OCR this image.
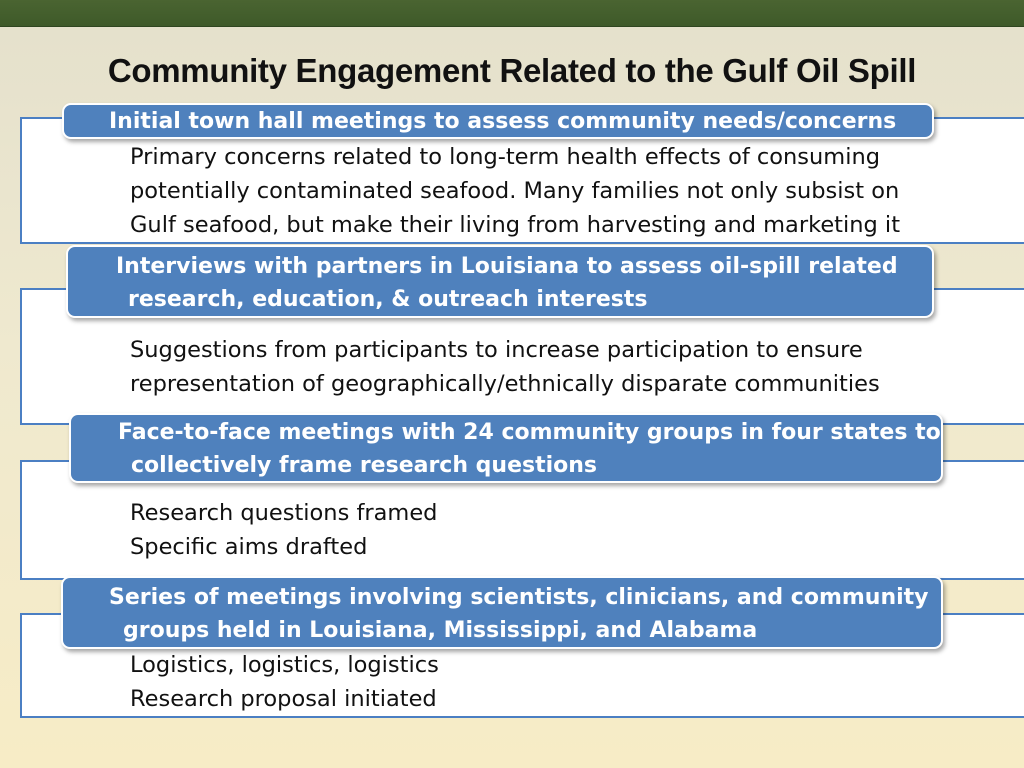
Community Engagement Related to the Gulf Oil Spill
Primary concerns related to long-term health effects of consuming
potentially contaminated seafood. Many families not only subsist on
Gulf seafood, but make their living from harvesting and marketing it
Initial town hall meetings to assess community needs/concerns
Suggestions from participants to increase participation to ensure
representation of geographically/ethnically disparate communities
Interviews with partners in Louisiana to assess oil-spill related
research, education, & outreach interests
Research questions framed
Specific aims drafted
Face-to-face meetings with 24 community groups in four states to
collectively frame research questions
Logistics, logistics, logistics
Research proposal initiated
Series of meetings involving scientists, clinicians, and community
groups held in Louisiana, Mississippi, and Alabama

= = =

▸ INSTRUCTIONS TO FOLLOW
Copy out all the entries exactly. Images stay out of the copy.

▸ THE REPLY
OCR this image.
Community Engagement Related to the Gulf Oil Spill
Primary concerns related to long-term health effects of consuming
potentially contaminated seafood. Many families not only subsist on
Gulf seafood, but make their living from harvesting and marketing it
Initial town hall meetings to assess community needs/concerns
Suggestions from participants to increase participation to ensure
representation of geographically/ethnically disparate communities
Interviews with partners in Louisiana to assess oil-spill related
research, education, & outreach interests
Research questions framed
Specific aims drafted
Face-to-face meetings with 24 community groups in four states to
collectively frame research questions
Logistics, logistics, logistics
Research proposal initiated
Series of meetings involving scientists, clinicians, and community
groups held in Louisiana, Mississippi, and Alabama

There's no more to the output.